**Data records:**
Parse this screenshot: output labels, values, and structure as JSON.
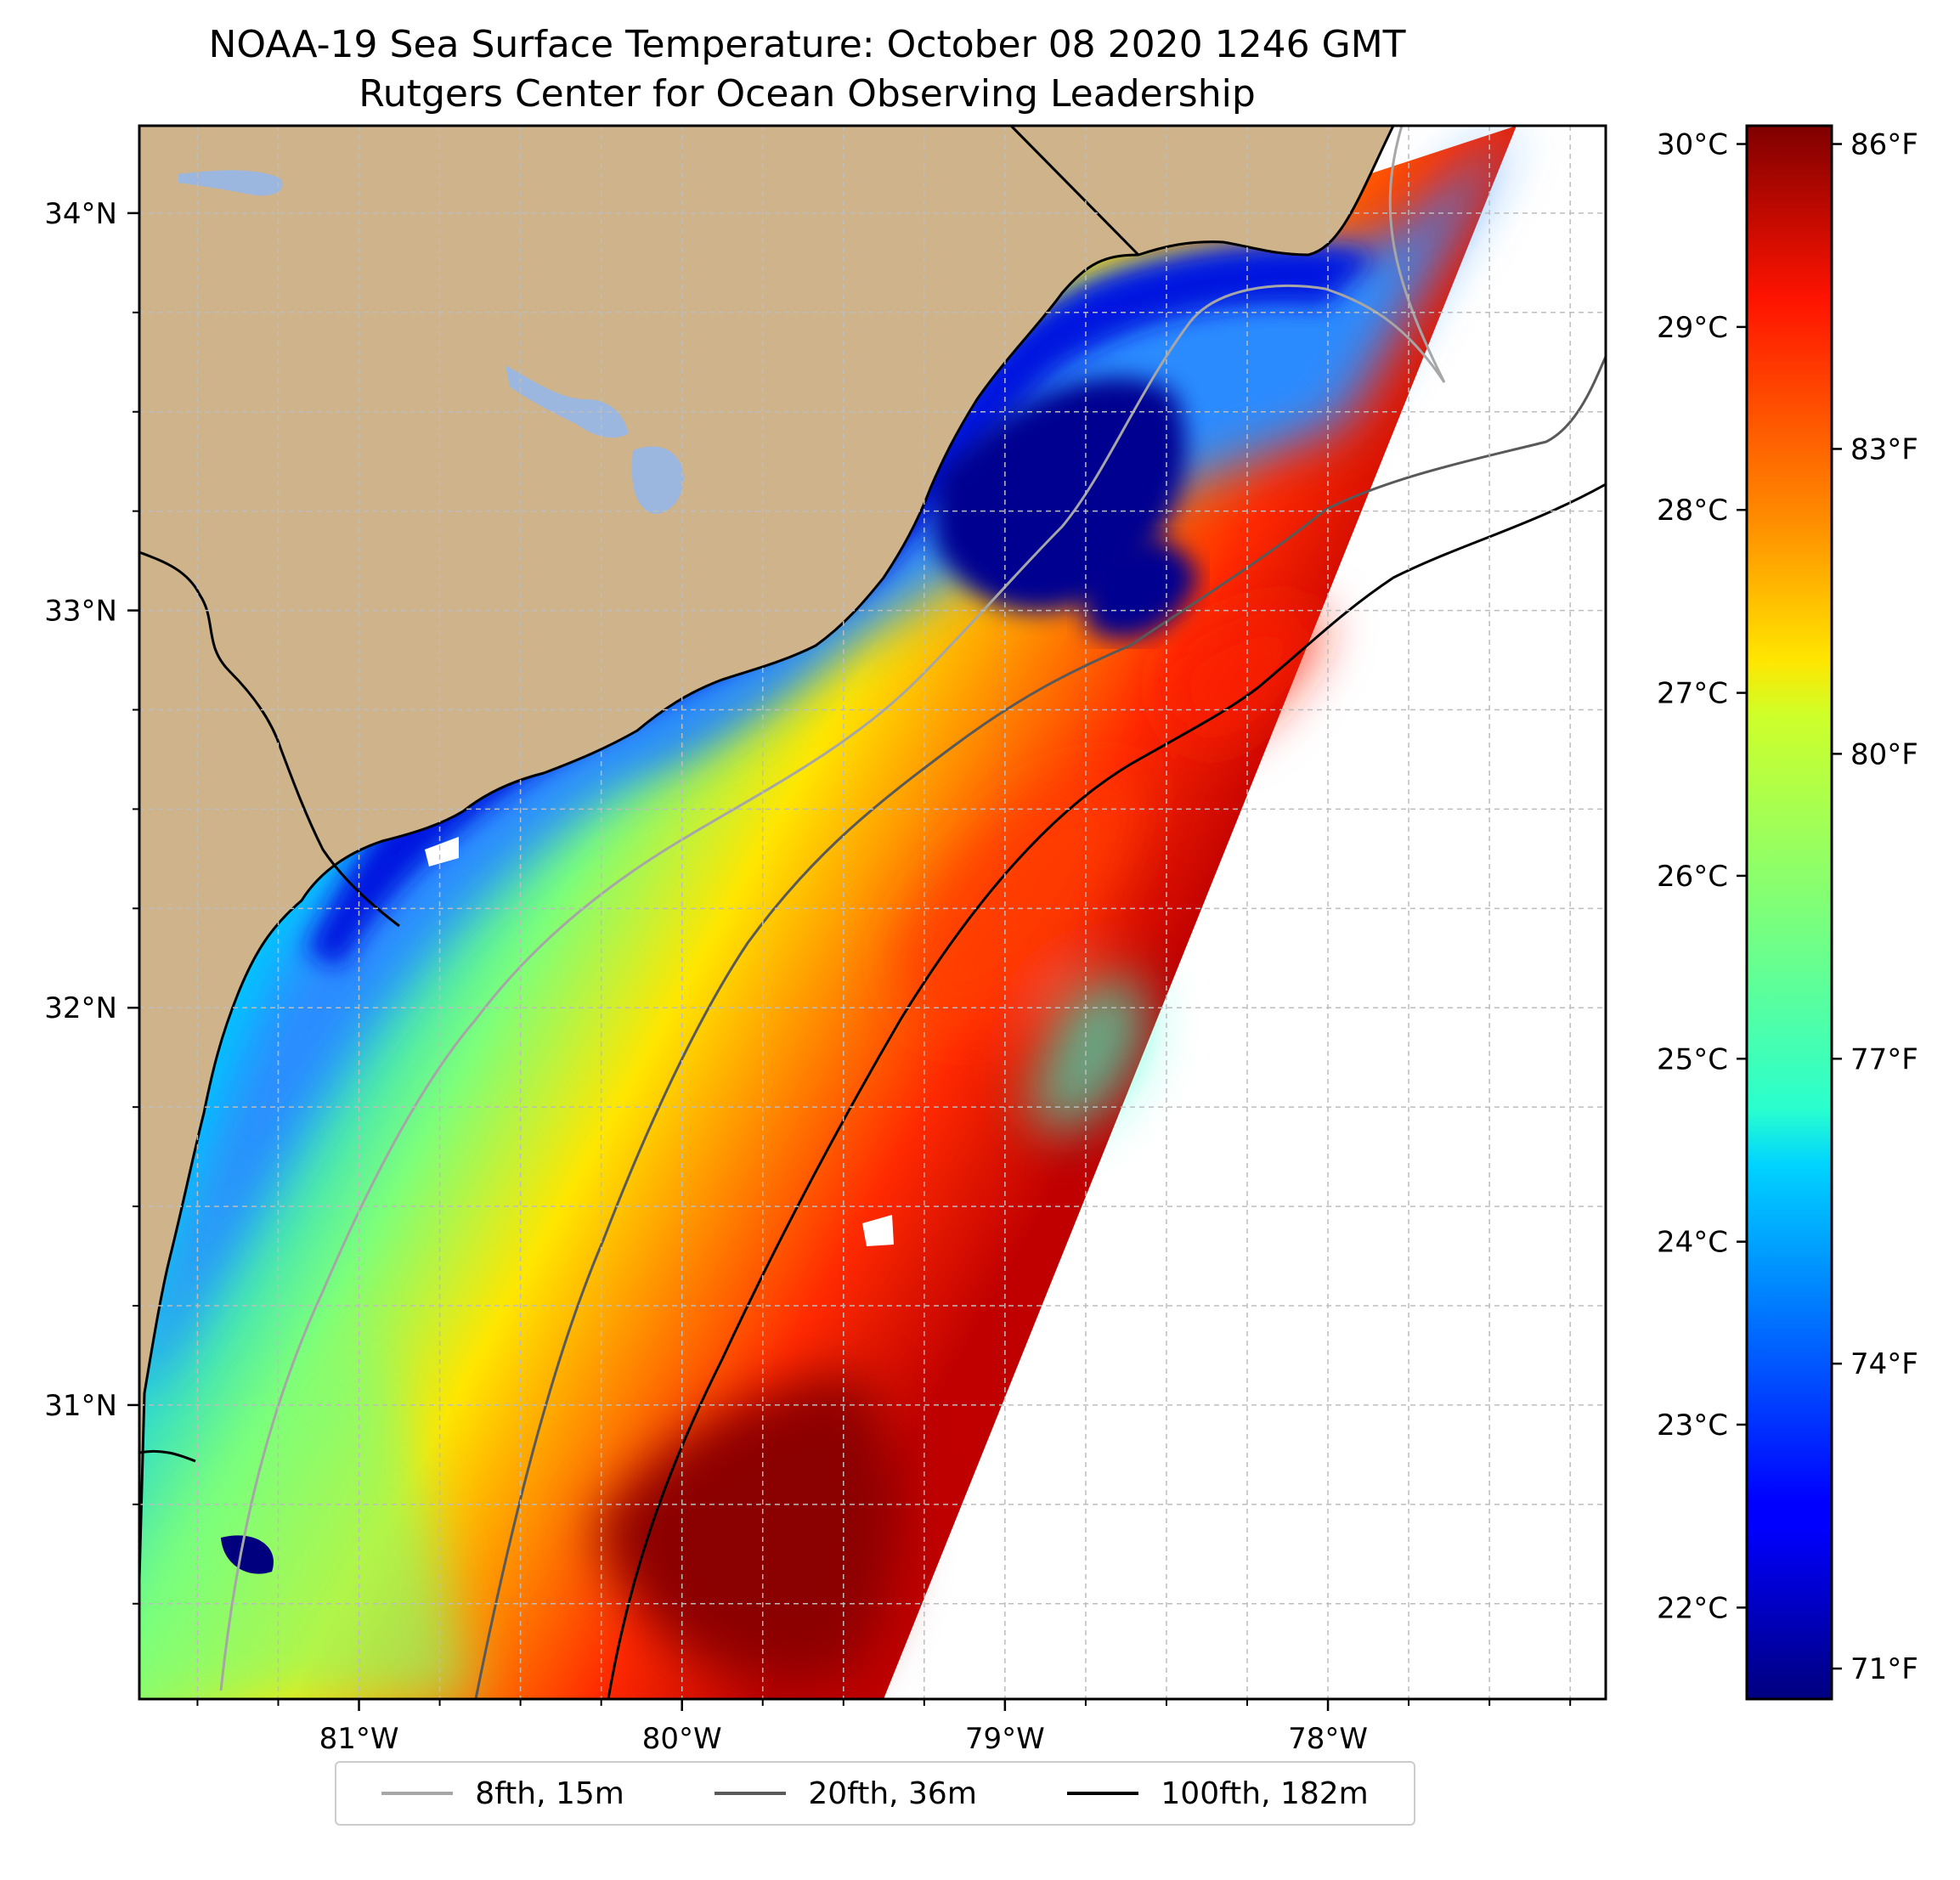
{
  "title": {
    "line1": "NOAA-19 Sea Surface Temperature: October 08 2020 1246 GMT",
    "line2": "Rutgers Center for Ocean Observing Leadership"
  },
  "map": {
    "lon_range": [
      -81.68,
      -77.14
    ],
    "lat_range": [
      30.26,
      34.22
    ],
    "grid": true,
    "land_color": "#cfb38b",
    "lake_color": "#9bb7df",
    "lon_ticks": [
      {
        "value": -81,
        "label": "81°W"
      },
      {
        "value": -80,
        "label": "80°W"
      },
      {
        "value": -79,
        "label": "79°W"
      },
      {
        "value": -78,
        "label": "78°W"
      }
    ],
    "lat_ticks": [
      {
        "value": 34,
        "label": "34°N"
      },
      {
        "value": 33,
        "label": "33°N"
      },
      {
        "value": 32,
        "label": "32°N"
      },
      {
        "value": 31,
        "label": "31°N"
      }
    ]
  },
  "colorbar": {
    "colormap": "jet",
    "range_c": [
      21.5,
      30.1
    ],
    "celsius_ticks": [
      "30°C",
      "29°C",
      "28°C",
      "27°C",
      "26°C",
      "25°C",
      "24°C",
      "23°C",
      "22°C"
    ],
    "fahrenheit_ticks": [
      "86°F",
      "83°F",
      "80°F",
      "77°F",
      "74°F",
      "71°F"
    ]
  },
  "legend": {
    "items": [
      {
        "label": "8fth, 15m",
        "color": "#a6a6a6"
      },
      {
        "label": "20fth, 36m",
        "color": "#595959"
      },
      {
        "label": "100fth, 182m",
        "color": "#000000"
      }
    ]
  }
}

**Aim:**
Give back the whole listing as it stands, minus its pictures.

**Exercise output:**
Parse this screenshot: output labels, values, and structure as JSON.
{
  "title": {
    "line1": "NOAA-19 Sea Surface Temperature: October 08 2020 1246 GMT",
    "line2": "Rutgers Center for Ocean Observing Leadership"
  },
  "map": {
    "lon_range": [
      -81.68,
      -77.14
    ],
    "lat_range": [
      30.26,
      34.22
    ],
    "grid": true,
    "land_color": "#cfb38b",
    "lake_color": "#9bb7df",
    "lon_ticks": [
      {
        "value": -81,
        "label": "81°W"
      },
      {
        "value": -80,
        "label": "80°W"
      },
      {
        "value": -79,
        "label": "79°W"
      },
      {
        "value": -78,
        "label": "78°W"
      }
    ],
    "lat_ticks": [
      {
        "value": 34,
        "label": "34°N"
      },
      {
        "value": 33,
        "label": "33°N"
      },
      {
        "value": 32,
        "label": "32°N"
      },
      {
        "value": 31,
        "label": "31°N"
      }
    ]
  },
  "colorbar": {
    "colormap": "jet",
    "range_c": [
      21.5,
      30.1
    ],
    "celsius_ticks": [
      "30°C",
      "29°C",
      "28°C",
      "27°C",
      "26°C",
      "25°C",
      "24°C",
      "23°C",
      "22°C"
    ],
    "fahrenheit_ticks": [
      "86°F",
      "83°F",
      "80°F",
      "77°F",
      "74°F",
      "71°F"
    ]
  },
  "legend": {
    "items": [
      {
        "label": "8fth, 15m",
        "color": "#a6a6a6"
      },
      {
        "label": "20fth, 36m",
        "color": "#595959"
      },
      {
        "label": "100fth, 182m",
        "color": "#000000"
      }
    ]
  }
}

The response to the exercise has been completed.